_What you will do_. Can you print every record below exactly as written?

_Material_.
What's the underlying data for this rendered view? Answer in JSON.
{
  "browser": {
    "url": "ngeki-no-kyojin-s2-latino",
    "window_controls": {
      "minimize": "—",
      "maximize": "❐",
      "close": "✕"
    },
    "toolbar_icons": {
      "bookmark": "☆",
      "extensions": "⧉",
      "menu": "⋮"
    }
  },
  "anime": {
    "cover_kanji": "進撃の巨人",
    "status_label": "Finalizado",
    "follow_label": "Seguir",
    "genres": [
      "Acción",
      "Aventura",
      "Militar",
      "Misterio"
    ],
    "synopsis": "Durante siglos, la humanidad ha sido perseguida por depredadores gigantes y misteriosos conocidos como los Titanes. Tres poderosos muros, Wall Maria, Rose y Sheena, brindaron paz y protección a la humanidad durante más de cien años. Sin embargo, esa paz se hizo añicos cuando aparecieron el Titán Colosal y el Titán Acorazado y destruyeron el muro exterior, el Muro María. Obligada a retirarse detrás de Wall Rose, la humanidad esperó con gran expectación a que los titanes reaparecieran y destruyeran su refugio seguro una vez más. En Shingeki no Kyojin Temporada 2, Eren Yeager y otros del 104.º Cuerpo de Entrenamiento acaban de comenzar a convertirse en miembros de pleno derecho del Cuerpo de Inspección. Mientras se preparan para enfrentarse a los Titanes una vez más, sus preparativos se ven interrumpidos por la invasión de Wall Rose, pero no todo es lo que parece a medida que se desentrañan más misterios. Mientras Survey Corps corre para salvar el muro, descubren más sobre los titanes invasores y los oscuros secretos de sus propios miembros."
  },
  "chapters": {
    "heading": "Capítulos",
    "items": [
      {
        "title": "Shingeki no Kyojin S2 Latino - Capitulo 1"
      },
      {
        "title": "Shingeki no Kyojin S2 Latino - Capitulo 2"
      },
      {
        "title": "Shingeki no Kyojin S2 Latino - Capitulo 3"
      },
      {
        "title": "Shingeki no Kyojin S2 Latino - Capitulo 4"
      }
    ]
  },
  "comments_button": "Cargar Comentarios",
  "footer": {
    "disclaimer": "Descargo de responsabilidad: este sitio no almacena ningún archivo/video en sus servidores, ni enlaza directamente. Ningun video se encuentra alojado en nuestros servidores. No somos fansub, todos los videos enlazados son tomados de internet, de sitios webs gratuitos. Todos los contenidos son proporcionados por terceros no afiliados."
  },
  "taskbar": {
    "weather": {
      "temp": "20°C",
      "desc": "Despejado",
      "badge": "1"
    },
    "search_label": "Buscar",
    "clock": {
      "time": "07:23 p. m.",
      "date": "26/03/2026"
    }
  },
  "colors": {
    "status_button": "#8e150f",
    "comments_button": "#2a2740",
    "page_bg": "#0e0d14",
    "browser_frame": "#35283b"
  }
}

_Solved exercise_.
What's the underlying data for this rendered view? Answer in JSON.
{
  "browser": {
    "url": "ngeki-no-kyojin-s2-latino",
    "window_controls": {
      "minimize": "—",
      "maximize": "❐",
      "close": "✕"
    },
    "toolbar_icons": {
      "bookmark": "☆",
      "extensions": "⧉",
      "menu": "⋮"
    }
  },
  "anime": {
    "cover_kanji": "進撃の巨人",
    "status_label": "Finalizado",
    "follow_label": "Seguir",
    "genres": [
      "Acción",
      "Aventura",
      "Militar",
      "Misterio"
    ],
    "synopsis": "Durante siglos, la humanidad ha sido perseguida por depredadores gigantes y misteriosos conocidos como los Titanes. Tres poderosos muros, Wall Maria, Rose y Sheena, brindaron paz y protección a la humanidad durante más de cien años. Sin embargo, esa paz se hizo añicos cuando aparecieron el Titán Colosal y el Titán Acorazado y destruyeron el muro exterior, el Muro María. Obligada a retirarse detrás de Wall Rose, la humanidad esperó con gran expectación a que los titanes reaparecieran y destruyeran su refugio seguro una vez más. En Shingeki no Kyojin Temporada 2, Eren Yeager y otros del 104.º Cuerpo de Entrenamiento acaban de comenzar a convertirse en miembros de pleno derecho del Cuerpo de Inspección. Mientras se preparan para enfrentarse a los Titanes una vez más, sus preparativos se ven interrumpidos por la invasión de Wall Rose, pero no todo es lo que parece a medida que se desentrañan más misterios. Mientras Survey Corps corre para salvar el muro, descubren más sobre los titanes invasores y los oscuros secretos de sus propios miembros."
  },
  "chapters": {
    "heading": "Capítulos",
    "items": [
      {
        "title": "Shingeki no Kyojin S2 Latino - Capitulo 1"
      },
      {
        "title": "Shingeki no Kyojin S2 Latino - Capitulo 2"
      },
      {
        "title": "Shingeki no Kyojin S2 Latino - Capitulo 3"
      },
      {
        "title": "Shingeki no Kyojin S2 Latino - Capitulo 4"
      }
    ]
  },
  "comments_button": "Cargar Comentarios",
  "footer": {
    "disclaimer": "Descargo de responsabilidad: este sitio no almacena ningún archivo/video en sus servidores, ni enlaza directamente. Ningun video se encuentra alojado en nuestros servidores. No somos fansub, todos los videos enlazados son tomados de internet, de sitios webs gratuitos. Todos los contenidos son proporcionados por terceros no afiliados."
  },
  "taskbar": {
    "weather": {
      "temp": "20°C",
      "desc": "Despejado",
      "badge": "1"
    },
    "search_label": "Buscar",
    "clock": {
      "time": "07:23 p. m.",
      "date": "26/03/2026"
    }
  },
  "colors": {
    "status_button": "#8e150f",
    "comments_button": "#2a2740",
    "page_bg": "#0e0d14",
    "browser_frame": "#35283b"
  }
}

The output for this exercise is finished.